INSTRUCTIONS TO FOLLOW >>
Select every line containing the word "structured" from the material, and copy those lines.

PROVIDED INFORMATION >>
------------------------------
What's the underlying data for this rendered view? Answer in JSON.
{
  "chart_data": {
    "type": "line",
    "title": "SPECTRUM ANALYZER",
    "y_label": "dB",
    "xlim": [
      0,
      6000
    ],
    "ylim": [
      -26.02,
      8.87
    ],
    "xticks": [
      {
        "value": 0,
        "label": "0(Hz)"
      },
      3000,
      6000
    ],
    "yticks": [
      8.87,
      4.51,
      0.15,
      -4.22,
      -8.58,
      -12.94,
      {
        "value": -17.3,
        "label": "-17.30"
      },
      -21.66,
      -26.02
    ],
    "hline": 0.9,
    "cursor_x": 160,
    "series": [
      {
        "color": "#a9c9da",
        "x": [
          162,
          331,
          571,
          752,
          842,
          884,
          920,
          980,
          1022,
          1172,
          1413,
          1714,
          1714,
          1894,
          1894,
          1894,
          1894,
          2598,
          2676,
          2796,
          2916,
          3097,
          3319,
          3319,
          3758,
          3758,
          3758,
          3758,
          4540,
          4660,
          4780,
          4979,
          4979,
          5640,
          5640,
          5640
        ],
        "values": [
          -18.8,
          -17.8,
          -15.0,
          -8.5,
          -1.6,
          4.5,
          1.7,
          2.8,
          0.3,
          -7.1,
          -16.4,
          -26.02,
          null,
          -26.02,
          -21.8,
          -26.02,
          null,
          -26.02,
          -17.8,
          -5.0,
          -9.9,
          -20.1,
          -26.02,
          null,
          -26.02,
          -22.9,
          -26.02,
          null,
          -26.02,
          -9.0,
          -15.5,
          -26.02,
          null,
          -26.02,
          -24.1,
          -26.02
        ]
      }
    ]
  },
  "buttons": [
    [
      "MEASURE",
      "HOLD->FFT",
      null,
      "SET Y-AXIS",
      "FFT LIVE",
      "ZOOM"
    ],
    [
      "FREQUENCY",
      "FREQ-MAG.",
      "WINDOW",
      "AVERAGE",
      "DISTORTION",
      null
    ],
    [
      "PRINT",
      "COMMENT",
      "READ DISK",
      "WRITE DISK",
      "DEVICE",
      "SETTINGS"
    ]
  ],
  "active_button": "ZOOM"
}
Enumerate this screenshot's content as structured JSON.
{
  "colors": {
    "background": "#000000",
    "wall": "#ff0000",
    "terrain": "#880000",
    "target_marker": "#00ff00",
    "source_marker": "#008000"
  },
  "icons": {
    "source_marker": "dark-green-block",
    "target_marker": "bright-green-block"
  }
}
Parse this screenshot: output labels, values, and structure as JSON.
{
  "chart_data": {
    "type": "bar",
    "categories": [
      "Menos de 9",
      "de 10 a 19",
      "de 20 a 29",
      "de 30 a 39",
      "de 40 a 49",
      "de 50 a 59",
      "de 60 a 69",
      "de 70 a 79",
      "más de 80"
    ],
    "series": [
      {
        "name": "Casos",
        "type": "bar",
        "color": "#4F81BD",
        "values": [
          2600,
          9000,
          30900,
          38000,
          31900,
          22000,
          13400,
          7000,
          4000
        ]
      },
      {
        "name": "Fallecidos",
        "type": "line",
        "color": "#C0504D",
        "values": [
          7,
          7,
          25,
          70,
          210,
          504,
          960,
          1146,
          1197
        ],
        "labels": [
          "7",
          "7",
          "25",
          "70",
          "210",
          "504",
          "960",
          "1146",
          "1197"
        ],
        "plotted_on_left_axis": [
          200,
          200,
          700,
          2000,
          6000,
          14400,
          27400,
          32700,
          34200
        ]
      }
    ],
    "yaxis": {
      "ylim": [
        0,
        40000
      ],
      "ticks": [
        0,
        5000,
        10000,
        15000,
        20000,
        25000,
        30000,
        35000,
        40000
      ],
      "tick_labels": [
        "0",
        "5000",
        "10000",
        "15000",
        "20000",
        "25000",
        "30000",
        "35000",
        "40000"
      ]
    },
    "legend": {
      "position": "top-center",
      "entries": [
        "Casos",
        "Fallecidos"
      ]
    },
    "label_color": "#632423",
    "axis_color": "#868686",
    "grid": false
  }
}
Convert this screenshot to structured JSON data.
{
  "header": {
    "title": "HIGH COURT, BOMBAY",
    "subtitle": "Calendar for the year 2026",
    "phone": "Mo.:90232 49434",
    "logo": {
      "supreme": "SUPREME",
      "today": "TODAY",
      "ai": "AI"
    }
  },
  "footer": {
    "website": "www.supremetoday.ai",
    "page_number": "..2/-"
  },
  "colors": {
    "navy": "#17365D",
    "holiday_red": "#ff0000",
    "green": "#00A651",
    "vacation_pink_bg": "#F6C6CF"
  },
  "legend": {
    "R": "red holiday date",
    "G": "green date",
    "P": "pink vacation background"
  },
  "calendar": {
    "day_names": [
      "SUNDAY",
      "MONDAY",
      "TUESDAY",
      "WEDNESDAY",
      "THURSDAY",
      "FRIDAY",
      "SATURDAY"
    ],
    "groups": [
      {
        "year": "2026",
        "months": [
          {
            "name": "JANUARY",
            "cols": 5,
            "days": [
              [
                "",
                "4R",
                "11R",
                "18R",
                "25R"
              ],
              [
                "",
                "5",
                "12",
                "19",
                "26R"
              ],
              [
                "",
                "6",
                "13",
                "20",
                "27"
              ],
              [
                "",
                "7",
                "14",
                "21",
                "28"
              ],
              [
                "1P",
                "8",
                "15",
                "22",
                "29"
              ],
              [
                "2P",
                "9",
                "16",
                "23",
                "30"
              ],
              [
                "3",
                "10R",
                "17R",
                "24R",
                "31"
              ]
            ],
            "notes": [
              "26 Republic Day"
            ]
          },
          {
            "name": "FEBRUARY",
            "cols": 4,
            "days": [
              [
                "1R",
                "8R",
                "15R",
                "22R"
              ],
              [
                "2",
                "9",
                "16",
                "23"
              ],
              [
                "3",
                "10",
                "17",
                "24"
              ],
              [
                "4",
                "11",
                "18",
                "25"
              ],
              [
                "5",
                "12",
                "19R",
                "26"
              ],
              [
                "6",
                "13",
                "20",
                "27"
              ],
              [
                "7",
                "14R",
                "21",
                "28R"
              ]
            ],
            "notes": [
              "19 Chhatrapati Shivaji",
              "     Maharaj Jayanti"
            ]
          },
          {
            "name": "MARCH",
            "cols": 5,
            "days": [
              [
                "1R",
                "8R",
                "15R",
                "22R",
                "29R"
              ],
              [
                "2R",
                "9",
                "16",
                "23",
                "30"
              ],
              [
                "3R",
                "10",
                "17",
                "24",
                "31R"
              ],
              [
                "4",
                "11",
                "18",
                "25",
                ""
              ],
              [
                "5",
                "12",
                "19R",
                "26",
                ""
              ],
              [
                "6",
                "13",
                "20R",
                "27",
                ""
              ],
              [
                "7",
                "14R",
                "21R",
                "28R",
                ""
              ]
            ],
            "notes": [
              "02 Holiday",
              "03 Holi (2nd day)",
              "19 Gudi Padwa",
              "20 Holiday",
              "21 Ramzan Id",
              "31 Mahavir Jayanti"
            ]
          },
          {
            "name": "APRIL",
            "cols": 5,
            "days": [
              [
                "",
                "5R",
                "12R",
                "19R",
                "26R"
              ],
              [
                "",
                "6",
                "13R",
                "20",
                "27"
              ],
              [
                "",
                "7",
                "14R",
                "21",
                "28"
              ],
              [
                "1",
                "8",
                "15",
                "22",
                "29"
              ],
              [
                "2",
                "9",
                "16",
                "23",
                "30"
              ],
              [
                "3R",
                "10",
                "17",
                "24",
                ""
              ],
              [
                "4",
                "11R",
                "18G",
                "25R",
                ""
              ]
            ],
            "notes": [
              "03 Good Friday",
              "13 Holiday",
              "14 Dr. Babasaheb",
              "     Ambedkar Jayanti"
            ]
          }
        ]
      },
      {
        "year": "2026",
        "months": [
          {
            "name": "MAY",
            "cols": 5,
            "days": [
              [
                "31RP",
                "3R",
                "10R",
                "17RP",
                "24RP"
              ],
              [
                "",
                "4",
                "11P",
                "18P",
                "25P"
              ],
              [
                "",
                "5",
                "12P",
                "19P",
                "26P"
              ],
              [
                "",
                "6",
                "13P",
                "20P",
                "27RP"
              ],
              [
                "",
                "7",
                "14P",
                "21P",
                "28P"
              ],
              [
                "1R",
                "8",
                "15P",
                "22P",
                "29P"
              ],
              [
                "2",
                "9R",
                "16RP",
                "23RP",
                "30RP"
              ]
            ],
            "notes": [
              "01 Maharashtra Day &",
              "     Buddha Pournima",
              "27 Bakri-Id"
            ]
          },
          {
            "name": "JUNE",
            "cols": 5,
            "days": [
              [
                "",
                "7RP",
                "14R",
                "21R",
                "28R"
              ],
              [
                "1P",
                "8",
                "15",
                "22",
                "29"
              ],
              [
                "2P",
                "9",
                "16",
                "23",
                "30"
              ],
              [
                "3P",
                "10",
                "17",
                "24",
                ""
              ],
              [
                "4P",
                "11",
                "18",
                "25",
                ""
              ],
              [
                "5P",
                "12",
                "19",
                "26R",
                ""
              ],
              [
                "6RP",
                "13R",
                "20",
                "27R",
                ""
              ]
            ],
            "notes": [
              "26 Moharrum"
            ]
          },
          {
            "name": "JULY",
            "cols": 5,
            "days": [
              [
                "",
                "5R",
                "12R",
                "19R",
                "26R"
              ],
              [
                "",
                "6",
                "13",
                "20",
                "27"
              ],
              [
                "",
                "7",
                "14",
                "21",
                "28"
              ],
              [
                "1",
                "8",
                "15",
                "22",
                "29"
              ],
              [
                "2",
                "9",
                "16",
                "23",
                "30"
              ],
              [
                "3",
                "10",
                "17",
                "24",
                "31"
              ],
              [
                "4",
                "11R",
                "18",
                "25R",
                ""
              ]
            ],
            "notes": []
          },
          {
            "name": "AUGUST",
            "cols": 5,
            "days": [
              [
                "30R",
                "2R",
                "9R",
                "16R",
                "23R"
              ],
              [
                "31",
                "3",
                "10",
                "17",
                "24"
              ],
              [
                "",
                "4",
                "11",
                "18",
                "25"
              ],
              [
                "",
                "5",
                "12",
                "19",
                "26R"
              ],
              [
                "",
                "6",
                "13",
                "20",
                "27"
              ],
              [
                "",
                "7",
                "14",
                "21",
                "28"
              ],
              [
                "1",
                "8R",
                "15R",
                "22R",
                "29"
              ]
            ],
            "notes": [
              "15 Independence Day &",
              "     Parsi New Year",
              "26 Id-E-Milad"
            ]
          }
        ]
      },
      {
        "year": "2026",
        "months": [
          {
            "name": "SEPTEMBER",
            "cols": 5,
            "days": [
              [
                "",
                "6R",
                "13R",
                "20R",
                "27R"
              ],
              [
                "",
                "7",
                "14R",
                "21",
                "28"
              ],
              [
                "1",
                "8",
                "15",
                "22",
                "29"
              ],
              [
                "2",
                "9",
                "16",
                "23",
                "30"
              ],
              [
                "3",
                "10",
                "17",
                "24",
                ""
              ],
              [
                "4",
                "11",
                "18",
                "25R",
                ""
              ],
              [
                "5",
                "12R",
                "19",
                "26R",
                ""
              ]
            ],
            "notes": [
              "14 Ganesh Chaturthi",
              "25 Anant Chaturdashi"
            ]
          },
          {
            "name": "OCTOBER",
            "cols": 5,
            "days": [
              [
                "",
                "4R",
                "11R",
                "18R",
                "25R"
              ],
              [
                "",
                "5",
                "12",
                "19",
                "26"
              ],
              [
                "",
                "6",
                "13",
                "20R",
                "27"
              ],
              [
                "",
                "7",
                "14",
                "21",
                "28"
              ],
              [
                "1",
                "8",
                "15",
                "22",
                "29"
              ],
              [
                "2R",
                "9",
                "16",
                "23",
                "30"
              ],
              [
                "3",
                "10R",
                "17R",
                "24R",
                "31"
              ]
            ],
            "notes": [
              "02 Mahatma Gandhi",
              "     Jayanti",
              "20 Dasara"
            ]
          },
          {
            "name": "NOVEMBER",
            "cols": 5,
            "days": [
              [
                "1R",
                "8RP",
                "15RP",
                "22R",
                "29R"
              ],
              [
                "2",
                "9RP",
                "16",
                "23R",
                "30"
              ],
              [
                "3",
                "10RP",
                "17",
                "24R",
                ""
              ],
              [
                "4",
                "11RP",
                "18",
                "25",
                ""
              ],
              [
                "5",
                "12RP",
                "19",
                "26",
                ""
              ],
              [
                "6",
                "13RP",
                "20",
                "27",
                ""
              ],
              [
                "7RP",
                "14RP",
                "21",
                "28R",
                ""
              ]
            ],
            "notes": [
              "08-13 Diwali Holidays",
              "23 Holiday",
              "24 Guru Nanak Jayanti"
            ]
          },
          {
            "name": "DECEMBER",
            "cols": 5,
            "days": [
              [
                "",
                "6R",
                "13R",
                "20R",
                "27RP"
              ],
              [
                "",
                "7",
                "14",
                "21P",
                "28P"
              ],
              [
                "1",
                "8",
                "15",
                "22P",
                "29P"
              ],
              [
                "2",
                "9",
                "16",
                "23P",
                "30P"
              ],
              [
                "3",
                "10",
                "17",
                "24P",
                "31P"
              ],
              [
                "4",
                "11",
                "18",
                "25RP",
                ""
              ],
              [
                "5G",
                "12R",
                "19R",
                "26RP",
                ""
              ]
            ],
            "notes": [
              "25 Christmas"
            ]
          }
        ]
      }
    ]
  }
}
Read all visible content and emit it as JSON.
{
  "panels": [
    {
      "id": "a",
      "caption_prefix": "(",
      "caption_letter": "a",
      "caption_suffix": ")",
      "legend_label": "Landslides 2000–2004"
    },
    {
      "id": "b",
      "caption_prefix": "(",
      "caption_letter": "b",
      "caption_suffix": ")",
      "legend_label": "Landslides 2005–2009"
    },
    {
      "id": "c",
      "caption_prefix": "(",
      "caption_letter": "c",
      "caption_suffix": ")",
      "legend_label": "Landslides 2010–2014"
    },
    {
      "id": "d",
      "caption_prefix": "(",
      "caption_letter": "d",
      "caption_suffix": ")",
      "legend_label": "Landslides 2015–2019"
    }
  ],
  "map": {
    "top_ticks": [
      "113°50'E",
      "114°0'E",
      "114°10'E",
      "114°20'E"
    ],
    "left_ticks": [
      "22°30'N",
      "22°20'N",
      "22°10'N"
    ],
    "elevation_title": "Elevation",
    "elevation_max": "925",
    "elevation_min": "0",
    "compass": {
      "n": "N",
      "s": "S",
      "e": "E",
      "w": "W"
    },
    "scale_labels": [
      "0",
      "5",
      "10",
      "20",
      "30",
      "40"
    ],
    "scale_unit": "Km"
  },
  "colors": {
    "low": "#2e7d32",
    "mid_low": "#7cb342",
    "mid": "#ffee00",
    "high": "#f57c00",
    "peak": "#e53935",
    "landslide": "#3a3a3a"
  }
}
------------------------------
RESPONSE TO THE TASK >>
Enumerate this screenshot's content as structured JSON.
Convert this screenshot to structured JSON data.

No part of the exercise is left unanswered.